= AIM =
Copy every line in the records below that contains the word "Mazkur".

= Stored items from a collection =
━━━━━━━━━━

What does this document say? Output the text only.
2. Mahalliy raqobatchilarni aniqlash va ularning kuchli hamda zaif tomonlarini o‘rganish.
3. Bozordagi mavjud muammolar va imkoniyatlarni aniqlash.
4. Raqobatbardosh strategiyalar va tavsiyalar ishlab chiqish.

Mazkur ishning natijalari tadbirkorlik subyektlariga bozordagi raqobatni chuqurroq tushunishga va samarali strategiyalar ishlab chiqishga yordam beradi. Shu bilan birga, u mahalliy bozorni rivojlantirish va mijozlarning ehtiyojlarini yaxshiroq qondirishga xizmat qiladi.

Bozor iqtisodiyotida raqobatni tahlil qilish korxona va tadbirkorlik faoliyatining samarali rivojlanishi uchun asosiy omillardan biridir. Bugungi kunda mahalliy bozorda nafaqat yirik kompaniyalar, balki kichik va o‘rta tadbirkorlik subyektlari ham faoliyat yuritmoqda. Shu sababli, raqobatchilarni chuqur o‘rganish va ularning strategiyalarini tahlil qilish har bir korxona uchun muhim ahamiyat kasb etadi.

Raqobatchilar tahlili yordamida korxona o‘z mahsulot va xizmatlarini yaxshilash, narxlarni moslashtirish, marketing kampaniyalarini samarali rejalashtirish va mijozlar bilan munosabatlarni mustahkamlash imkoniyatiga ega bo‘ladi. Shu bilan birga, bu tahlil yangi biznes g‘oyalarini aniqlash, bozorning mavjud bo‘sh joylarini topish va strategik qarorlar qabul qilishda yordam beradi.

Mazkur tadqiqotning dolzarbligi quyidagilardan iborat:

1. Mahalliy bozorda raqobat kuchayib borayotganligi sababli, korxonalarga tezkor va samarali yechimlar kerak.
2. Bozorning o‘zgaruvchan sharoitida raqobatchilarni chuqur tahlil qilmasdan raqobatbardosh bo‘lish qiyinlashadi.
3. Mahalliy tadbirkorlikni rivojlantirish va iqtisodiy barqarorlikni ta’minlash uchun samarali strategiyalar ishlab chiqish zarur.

━━━━━━━━━━

= EXERCISE RESULT =
Mazkur ishning natijalari tadbirkorlik subyektlariga bozordagi raqobatni chuqurroq tushunishga va samarali strategiyalar ishlab chiqishga yordam beradi. Shu bilan birga, u mahalliy bozorni rivojlantirish va mijozlarning ehtiyojlarini yaxshiroq qondirishga xizmat qiladi.
Mazkur tadqiqotning dolzarbligi quyidagilardan iborat:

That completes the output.